DATASET »
-*-

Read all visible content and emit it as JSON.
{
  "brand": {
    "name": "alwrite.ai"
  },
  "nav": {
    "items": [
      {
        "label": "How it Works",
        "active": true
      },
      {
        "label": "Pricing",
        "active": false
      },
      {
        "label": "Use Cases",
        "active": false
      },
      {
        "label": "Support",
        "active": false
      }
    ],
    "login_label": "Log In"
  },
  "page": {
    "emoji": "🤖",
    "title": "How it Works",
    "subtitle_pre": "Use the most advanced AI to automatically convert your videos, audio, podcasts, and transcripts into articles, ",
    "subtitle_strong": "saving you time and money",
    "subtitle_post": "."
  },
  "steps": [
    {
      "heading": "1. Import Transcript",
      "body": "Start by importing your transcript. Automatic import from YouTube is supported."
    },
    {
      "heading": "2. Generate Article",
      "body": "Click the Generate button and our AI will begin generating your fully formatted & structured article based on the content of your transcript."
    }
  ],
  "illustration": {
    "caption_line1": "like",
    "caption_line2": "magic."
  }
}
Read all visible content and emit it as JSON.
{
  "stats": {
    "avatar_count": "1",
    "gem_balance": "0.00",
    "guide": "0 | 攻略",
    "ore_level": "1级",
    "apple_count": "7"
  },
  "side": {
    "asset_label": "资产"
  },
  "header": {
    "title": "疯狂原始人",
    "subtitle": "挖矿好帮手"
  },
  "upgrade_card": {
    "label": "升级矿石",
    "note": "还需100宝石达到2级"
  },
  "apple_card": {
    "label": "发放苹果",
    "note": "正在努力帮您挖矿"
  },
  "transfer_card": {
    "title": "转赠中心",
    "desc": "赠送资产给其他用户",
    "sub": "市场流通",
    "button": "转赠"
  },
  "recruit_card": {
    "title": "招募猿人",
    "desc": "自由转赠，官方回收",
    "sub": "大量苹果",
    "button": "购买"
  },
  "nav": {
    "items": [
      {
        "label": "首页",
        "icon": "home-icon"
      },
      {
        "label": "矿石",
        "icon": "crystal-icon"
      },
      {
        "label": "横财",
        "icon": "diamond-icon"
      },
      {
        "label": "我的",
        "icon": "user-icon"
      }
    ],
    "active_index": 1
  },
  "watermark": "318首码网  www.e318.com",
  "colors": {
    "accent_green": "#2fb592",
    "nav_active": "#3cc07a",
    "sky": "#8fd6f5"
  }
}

-*-

WHAT THE TASK REQUIRES »
Your task is to extract all of the records exactly.

RESULT FOR THIS EXERCISE »
Read all visible content and emit it as JSON.
{
  "brand": {
    "name": "alwrite.ai"
  },
  "nav": {
    "items": [
      {
        "label": "How it Works",
        "active": true
      },
      {
        "label": "Pricing",
        "active": false
      },
      {
        "label": "Use Cases",
        "active": false
      },
      {
        "label": "Support",
        "active": false
      }
    ],
    "login_label": "Log In"
  },
  "page": {
    "emoji": "🤖",
    "title": "How it Works",
    "subtitle_pre": "Use the most advanced AI to automatically convert your videos, audio, podcasts, and transcripts into articles, ",
    "subtitle_strong": "saving you time and money",
    "subtitle_post": "."
  },
  "steps": [
    {
      "heading": "1. Import Transcript",
      "body": "Start by importing your transcript. Automatic import from YouTube is supported."
    },
    {
      "heading": "2. Generate Article",
      "body": "Click the Generate button and our AI will begin generating your fully formatted & structured article based on the content of your transcript."
    }
  ],
  "illustration": {
    "caption_line1": "like",
    "caption_line2": "magic."
  }
}
Read all visible content and emit it as JSON.
{
  "stats": {
    "avatar_count": "1",
    "gem_balance": "0.00",
    "guide": "0 | 攻略",
    "ore_level": "1级",
    "apple_count": "7"
  },
  "side": {
    "asset_label": "资产"
  },
  "header": {
    "title": "疯狂原始人",
    "subtitle": "挖矿好帮手"
  },
  "upgrade_card": {
    "label": "升级矿石",
    "note": "还需100宝石达到2级"
  },
  "apple_card": {
    "label": "发放苹果",
    "note": "正在努力帮您挖矿"
  },
  "transfer_card": {
    "title": "转赠中心",
    "desc": "赠送资产给其他用户",
    "sub": "市场流通",
    "button": "转赠"
  },
  "recruit_card": {
    "title": "招募猿人",
    "desc": "自由转赠，官方回收",
    "sub": "大量苹果",
    "button": "购买"
  },
  "nav": {
    "items": [
      {
        "label": "首页",
        "icon": "home-icon"
      },
      {
        "label": "矿石",
        "icon": "crystal-icon"
      },
      {
        "label": "横财",
        "icon": "diamond-icon"
      },
      {
        "label": "我的",
        "icon": "user-icon"
      }
    ],
    "active_index": 1
  },
  "watermark": "318首码网  www.e318.com",
  "colors": {
    "accent_green": "#2fb592",
    "nav_active": "#3cc07a",
    "sky": "#8fd6f5"
  }
}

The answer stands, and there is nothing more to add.